### Passage given
----
1997 Overland Park, Kansas mayoral election
- Turnout: 21.01%
| Candidate | Ed Eilert (Incumbent) | Max Gordon |
| Party | Republican | Independent |
| Popular vote | 13,277 | 7,279 |
| Percentage | 64.5% | 35.4% |
| Mayor before election Ed Eilert Republican | Elected mayor Ed Eilert Republican |

= Mayoral elections in Overland Park, Kansas =

Elections are held every four years in the off-year immediately after US presidential election years in Overland Park, Kansas to elect the city's mayor. Elections for city officials in Johnson County are held on the first Tuesday after the first Monday in November. If more than two candidates file to run for office, a primary must be held on the first Tuesday in August.

==1997==

The 1997 Overland Park, Kansas mayoral election was held on April 1, 1997. Incumbent mayor, Ed Eilert, ran against Max Gordon and was elected to a fifth term in office.

===General election===

====Candidates====
- Ed Eilert, incumbent mayor
- Max Gordon

====Results====

Overland Park, Kansas mayoral election results, 1997
| Party |  | Candidate | Votes | % |
|---|---|---|---|---|
|  | Republican | Ed Eilert (Incumbent) | 13,277 | 64.5% |
|  | Independent | Max Gordon | 7,279 | 35.4% |
|  | Nonpartisan | Write-ins | 3 | 0.001% |

==2001==

The 2001 Overland Park, Kansas mayoral election was held on April 3, 2001. Incumbent mayor, Ed Eilert, ran unopposed and was elected to his sixth term in office.

===General election===

====Candidates====
- Ed Eilert, incumbent mayor

====Results====

Overland Park, Kansas mayoral election, 2001 results
| Party |  | Candidate | Votes | % |
|---|---|---|---|---|
|  | Republican | Ed Eilert (Incumbent) | 11,560 | 99.3% |
|  | Nonpartisan | Write-ins | 74 | 0.60%% |

==2005==

The 2005 Overland Park, Kansas mayoral election was held on April 5, 2005. Incumbent mayor, Ed Eilert, who had served in the office since 1981, chose not to run for another term. This election saw Overland Park City Council member, Carl R. Gerlach, elected as mayor, defeating Neil Sader.

===General election===
====Candidates====
Only two candidates ran for this election, so a primary was not held.

- Carl R. Gerlach, Overland Park City Council member
- Neil S. Sader

====Results====

Overland Park, Kansas mayoral election, 2005 results
| Party |  | Candidate | Votes | % |
|---|---|---|---|---|
|  | Nonpartisan | Carl R. Gerlach | 20,340 | 61.77% |
|  | Nonpartisan | Neil S. Sader | 12,554 | 38.12% |
|  | Nonpartisan | Write-ins | 35 | 0.11% |

==2009==

The 2009 Overland Park, Kansas mayoral election was held on April 7, 2009. Incumbent Carl R. Gerlach ran unopposed and was elected to a second term in office.
----
[Extracted records]
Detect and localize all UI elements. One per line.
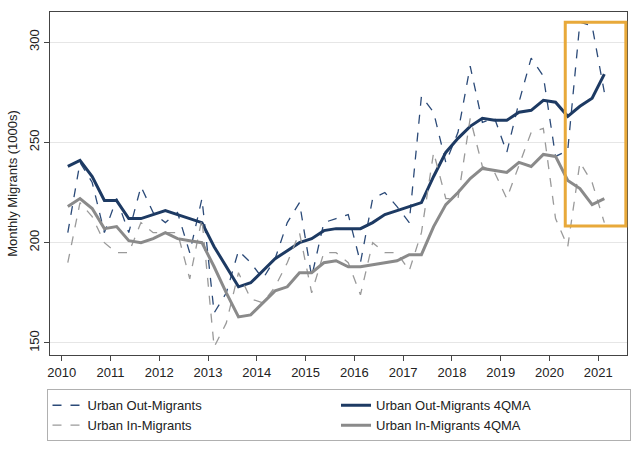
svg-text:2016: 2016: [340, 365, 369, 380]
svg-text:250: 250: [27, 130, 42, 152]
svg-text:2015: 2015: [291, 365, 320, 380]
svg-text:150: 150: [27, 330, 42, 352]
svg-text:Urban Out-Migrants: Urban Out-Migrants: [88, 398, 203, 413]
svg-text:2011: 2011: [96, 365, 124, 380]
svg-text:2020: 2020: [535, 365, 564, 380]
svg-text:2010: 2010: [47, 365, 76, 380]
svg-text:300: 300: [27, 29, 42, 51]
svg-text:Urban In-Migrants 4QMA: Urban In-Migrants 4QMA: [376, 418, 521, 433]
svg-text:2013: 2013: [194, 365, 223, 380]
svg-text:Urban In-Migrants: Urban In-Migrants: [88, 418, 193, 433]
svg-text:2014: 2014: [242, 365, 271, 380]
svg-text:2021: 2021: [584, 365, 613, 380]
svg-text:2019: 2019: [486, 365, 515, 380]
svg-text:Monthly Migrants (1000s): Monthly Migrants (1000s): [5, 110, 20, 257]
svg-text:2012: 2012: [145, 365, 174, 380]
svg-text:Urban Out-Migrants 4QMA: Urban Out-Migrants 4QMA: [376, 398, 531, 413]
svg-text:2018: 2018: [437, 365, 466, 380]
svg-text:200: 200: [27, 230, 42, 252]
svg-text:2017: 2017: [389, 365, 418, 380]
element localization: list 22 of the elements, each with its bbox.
----
### Challenges
A: Rewrite the stretch of the mayoral elections text from "Overland Park, Kansas mayoral election, 2001" through "was not held.", putting "Write-in votes" in place of "Write-ins".
B: Turn the stretch of the records from the line containing "svg-text:2016: 2016: [340, 365, 369, 380]" through the line containing "svg-text:2010: 2010: [47, 365, 76, 380]" into a JSON list of strings, one string per line, with blank lines left out.
The mayoral elections text and the records are separate material.

### Task-by-task outputs
A:
Overland Park, Kansas mayoral election, 2001 results
| Party |  | Candidate | Votes | % |
|---|---|---|---|---|
|  | Republican | Ed Eilert (Incumbent) | 11,560 | 99.3% |
|  | Nonpartisan | Write-in votes | 74 | 0.60%% |

==2005==

The 2005 Overland Park, Kansas mayoral election was held on April 5, 2005. Incumbent mayor, Ed Eilert, who had served in the office since 1981, chose not to run for another term. This election saw Overland Park City Council member, Carl R. Gerlach, elected as mayor, defeating Neil Sader.

===General election===
====Candidates====
Only two candidates ran for this election, so a primary was not held.

B:
[
  "svg-text:2016: 2016: [340, 365, 369, 380]",
  "svg-text:250: 250: [27, 130, 42, 152]",
  "svg-text:2015: 2015: [291, 365, 320, 380]",
  "svg-text:150: 150: [27, 330, 42, 352]",
  "svg-text:Urban Out-Migrants: Urban Out-Migrants: [88, 398, 203, 413]",
  "svg-text:2011: 2011: [96, 365, 124, 380]",
  "svg-text:2020: 2020: [535, 365, 564, 380]",
  "svg-text:2010: 2010: [47, 365, 76, 380]"
]